◆ **Work to do**
Return the complete listing that follows, with each line reproduced exactly.

— Start Data excerpts —

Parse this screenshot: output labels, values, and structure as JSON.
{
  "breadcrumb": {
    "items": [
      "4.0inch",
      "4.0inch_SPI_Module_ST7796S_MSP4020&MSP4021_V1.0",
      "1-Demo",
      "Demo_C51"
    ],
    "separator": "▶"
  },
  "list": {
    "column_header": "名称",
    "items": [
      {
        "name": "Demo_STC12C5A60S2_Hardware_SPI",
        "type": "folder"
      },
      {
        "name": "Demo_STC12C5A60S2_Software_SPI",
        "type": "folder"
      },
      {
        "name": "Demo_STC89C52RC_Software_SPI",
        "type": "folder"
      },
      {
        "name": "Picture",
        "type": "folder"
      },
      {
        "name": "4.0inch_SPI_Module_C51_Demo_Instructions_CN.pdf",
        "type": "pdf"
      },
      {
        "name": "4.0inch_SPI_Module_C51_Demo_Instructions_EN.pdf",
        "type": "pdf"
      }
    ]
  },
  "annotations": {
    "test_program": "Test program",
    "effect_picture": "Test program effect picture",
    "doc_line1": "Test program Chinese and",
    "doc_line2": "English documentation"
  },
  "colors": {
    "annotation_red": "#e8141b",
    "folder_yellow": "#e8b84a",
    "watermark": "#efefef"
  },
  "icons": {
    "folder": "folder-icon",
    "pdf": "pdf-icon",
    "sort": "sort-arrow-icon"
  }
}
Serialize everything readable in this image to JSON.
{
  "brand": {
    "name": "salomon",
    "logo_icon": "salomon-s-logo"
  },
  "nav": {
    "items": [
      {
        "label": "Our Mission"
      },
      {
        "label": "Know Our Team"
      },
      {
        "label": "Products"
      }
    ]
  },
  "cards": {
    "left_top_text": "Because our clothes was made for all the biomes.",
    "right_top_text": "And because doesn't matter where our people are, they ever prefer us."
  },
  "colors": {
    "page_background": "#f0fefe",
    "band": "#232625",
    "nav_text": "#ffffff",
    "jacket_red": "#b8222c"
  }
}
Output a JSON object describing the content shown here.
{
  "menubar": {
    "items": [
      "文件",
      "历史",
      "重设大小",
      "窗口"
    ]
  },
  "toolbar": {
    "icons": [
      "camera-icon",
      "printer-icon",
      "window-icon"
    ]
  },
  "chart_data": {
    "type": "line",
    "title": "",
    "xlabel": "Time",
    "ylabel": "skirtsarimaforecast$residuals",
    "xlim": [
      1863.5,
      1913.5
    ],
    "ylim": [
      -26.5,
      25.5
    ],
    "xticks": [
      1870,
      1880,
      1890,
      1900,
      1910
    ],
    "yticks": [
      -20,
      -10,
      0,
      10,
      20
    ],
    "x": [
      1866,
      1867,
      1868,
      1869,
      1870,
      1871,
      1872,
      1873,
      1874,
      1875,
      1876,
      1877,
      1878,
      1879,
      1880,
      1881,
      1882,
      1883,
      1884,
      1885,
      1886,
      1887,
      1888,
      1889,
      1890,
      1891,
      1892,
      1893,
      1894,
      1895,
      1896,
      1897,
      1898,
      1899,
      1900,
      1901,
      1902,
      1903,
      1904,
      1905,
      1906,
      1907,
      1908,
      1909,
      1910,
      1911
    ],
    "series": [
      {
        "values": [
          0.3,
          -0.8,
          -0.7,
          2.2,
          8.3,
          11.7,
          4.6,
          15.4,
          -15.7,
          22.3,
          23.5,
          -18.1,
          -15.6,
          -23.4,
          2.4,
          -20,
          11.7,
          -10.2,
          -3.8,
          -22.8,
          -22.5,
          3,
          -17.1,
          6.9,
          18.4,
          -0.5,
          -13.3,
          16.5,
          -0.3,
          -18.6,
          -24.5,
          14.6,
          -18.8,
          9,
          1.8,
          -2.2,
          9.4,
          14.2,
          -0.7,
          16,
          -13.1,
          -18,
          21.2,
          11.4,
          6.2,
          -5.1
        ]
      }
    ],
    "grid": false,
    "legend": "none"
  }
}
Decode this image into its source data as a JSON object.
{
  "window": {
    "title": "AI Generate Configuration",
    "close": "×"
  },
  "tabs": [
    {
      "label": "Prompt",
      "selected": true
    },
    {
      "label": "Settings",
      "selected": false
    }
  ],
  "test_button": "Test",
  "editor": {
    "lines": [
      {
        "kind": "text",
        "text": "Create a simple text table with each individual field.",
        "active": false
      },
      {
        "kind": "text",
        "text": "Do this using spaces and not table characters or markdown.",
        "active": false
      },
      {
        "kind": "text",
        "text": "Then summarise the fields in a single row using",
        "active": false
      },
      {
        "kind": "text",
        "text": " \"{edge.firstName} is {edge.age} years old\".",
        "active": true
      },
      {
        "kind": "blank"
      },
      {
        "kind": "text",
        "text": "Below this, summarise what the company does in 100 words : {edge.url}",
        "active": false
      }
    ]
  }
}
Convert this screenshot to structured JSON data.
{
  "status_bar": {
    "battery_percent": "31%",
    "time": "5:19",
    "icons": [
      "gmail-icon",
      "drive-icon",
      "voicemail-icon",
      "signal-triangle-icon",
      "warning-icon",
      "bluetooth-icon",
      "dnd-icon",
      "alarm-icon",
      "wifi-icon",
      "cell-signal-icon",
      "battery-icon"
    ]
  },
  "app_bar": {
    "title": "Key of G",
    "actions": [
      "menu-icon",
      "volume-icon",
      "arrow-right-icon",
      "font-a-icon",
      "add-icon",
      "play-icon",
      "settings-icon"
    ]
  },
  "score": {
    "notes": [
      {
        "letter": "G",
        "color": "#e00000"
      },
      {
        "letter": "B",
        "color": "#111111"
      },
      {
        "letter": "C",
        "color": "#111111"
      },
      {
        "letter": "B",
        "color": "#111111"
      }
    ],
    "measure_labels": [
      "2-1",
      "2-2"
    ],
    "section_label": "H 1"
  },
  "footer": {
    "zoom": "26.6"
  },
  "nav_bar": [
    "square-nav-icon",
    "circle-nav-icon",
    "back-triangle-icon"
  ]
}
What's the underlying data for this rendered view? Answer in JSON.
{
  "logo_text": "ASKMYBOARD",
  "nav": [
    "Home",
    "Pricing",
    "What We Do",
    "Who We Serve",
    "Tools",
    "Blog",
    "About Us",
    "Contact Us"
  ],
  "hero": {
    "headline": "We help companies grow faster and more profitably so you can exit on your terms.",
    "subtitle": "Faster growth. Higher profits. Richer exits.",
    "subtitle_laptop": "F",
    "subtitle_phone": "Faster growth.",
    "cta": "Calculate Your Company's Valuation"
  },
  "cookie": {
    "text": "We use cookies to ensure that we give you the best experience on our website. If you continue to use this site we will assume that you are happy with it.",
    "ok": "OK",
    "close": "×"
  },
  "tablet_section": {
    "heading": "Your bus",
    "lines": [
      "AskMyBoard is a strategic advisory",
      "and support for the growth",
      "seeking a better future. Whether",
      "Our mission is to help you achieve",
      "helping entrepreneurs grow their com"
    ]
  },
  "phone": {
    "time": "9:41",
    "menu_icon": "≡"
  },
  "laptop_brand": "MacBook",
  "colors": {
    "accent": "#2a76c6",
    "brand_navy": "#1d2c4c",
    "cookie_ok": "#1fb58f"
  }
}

— End Data excerpts —

◆ **Completed exercise**
Parse this screenshot: output labels, values, and structure as JSON.
{
  "breadcrumb": {
    "items": [
      "4.0inch",
      "4.0inch_SPI_Module_ST7796S_MSP4020&MSP4021_V1.0",
      "1-Demo",
      "Demo_C51"
    ],
    "separator": "▶"
  },
  "list": {
    "column_header": "名称",
    "items": [
      {
        "name": "Demo_STC12C5A60S2_Hardware_SPI",
        "type": "folder"
      },
      {
        "name": "Demo_STC12C5A60S2_Software_SPI",
        "type": "folder"
      },
      {
        "name": "Demo_STC89C52RC_Software_SPI",
        "type": "folder"
      },
      {
        "name": "Picture",
        "type": "folder"
      },
      {
        "name": "4.0inch_SPI_Module_C51_Demo_Instructions_CN.pdf",
        "type": "pdf"
      },
      {
        "name": "4.0inch_SPI_Module_C51_Demo_Instructions_EN.pdf",
        "type": "pdf"
      }
    ]
  },
  "annotations": {
    "test_program": "Test program",
    "effect_picture": "Test program effect picture",
    "doc_line1": "Test program Chinese and",
    "doc_line2": "English documentation"
  },
  "colors": {
    "annotation_red": "#e8141b",
    "folder_yellow": "#e8b84a",
    "watermark": "#efefef"
  },
  "icons": {
    "folder": "folder-icon",
    "pdf": "pdf-icon",
    "sort": "sort-arrow-icon"
  }
}
Serialize everything readable in this image to JSON.
{
  "brand": {
    "name": "salomon",
    "logo_icon": "salomon-s-logo"
  },
  "nav": {
    "items": [
      {
        "label": "Our Mission"
      },
      {
        "label": "Know Our Team"
      },
      {
        "label": "Products"
      }
    ]
  },
  "cards": {
    "left_top_text": "Because our clothes was made for all the biomes.",
    "right_top_text": "And because doesn't matter where our people are, they ever prefer us."
  },
  "colors": {
    "page_background": "#f0fefe",
    "band": "#232625",
    "nav_text": "#ffffff",
    "jacket_red": "#b8222c"
  }
}
Output a JSON object describing the content shown here.
{
  "menubar": {
    "items": [
      "文件",
      "历史",
      "重设大小",
      "窗口"
    ]
  },
  "toolbar": {
    "icons": [
      "camera-icon",
      "printer-icon",
      "window-icon"
    ]
  },
  "chart_data": {
    "type": "line",
    "title": "",
    "xlabel": "Time",
    "ylabel": "skirtsarimaforecast$residuals",
    "xlim": [
      1863.5,
      1913.5
    ],
    "ylim": [
      -26.5,
      25.5
    ],
    "xticks": [
      1870,
      1880,
      1890,
      1900,
      1910
    ],
    "yticks": [
      -20,
      -10,
      0,
      10,
      20
    ],
    "x": [
      1866,
      1867,
      1868,
      1869,
      1870,
      1871,
      1872,
      1873,
      1874,
      1875,
      1876,
      1877,
      1878,
      1879,
      1880,
      1881,
      1882,
      1883,
      1884,
      1885,
      1886,
      1887,
      1888,
      1889,
      1890,
      1891,
      1892,
      1893,
      1894,
      1895,
      1896,
      1897,
      1898,
      1899,
      1900,
      1901,
      1902,
      1903,
      1904,
      1905,
      1906,
      1907,
      1908,
      1909,
      1910,
      1911
    ],
    "series": [
      {
        "values": [
          0.3,
          -0.8,
          -0.7,
          2.2,
          8.3,
          11.7,
          4.6,
          15.4,
          -15.7,
          22.3,
          23.5,
          -18.1,
          -15.6,
          -23.4,
          2.4,
          -20,
          11.7,
          -10.2,
          -3.8,
          -22.8,
          -22.5,
          3,
          -17.1,
          6.9,
          18.4,
          -0.5,
          -13.3,
          16.5,
          -0.3,
          -18.6,
          -24.5,
          14.6,
          -18.8,
          9,
          1.8,
          -2.2,
          9.4,
          14.2,
          -0.7,
          16,
          -13.1,
          -18,
          21.2,
          11.4,
          6.2,
          -5.1
        ]
      }
    ],
    "grid": false,
    "legend": "none"
  }
}
Decode this image into its source data as a JSON object.
{
  "window": {
    "title": "AI Generate Configuration",
    "close": "×"
  },
  "tabs": [
    {
      "label": "Prompt",
      "selected": true
    },
    {
      "label": "Settings",
      "selected": false
    }
  ],
  "test_button": "Test",
  "editor": {
    "lines": [
      {
        "kind": "text",
        "text": "Create a simple text table with each individual field.",
        "active": false
      },
      {
        "kind": "text",
        "text": "Do this using spaces and not table characters or markdown.",
        "active": false
      },
      {
        "kind": "text",
        "text": "Then summarise the fields in a single row using",
        "active": false
      },
      {
        "kind": "text",
        "text": " \"{edge.firstName} is {edge.age} years old\".",
        "active": true
      },
      {
        "kind": "blank"
      },
      {
        "kind": "text",
        "text": "Below this, summarise what the company does in 100 words : {edge.url}",
        "active": false
      }
    ]
  }
}
Convert this screenshot to structured JSON data.
{
  "status_bar": {
    "battery_percent": "31%",
    "time": "5:19",
    "icons": [
      "gmail-icon",
      "drive-icon",
      "voicemail-icon",
      "signal-triangle-icon",
      "warning-icon",
      "bluetooth-icon",
      "dnd-icon",
      "alarm-icon",
      "wifi-icon",
      "cell-signal-icon",
      "battery-icon"
    ]
  },
  "app_bar": {
    "title": "Key of G",
    "actions": [
      "menu-icon",
      "volume-icon",
      "arrow-right-icon",
      "font-a-icon",
      "add-icon",
      "play-icon",
      "settings-icon"
    ]
  },
  "score": {
    "notes": [
      {
        "letter": "G",
        "color": "#e00000"
      },
      {
        "letter": "B",
        "color": "#111111"
      },
      {
        "letter": "C",
        "color": "#111111"
      },
      {
        "letter": "B",
        "color": "#111111"
      }
    ],
    "measure_labels": [
      "2-1",
      "2-2"
    ],
    "section_label": "H 1"
  },
  "footer": {
    "zoom": "26.6"
  },
  "nav_bar": [
    "square-nav-icon",
    "circle-nav-icon",
    "back-triangle-icon"
  ]
}
What's the underlying data for this rendered view? Answer in JSON.
{
  "logo_text": "ASKMYBOARD",
  "nav": [
    "Home",
    "Pricing",
    "What We Do",
    "Who We Serve",
    "Tools",
    "Blog",
    "About Us",
    "Contact Us"
  ],
  "hero": {
    "headline": "We help companies grow faster and more profitably so you can exit on your terms.",
    "subtitle": "Faster growth. Higher profits. Richer exits.",
    "subtitle_laptop": "F",
    "subtitle_phone": "Faster growth.",
    "cta": "Calculate Your Company's Valuation"
  },
  "cookie": {
    "text": "We use cookies to ensure that we give you the best experience on our website. If you continue to use this site we will assume that you are happy with it.",
    "ok": "OK",
    "close": "×"
  },
  "tablet_section": {
    "heading": "Your bus",
    "lines": [
      "AskMyBoard is a strategic advisory",
      "and support for the growth",
      "seeking a better future. Whether",
      "Our mission is to help you achieve",
      "helping entrepreneurs grow their com"
    ]
  },
  "phone": {
    "time": "9:41",
    "menu_icon": "≡"
  },
  "laptop_brand": "MacBook",
  "colors": {
    "accent": "#2a76c6",
    "brand_navy": "#1d2c4c",
    "cookie_ok": "#1fb58f"
  }
}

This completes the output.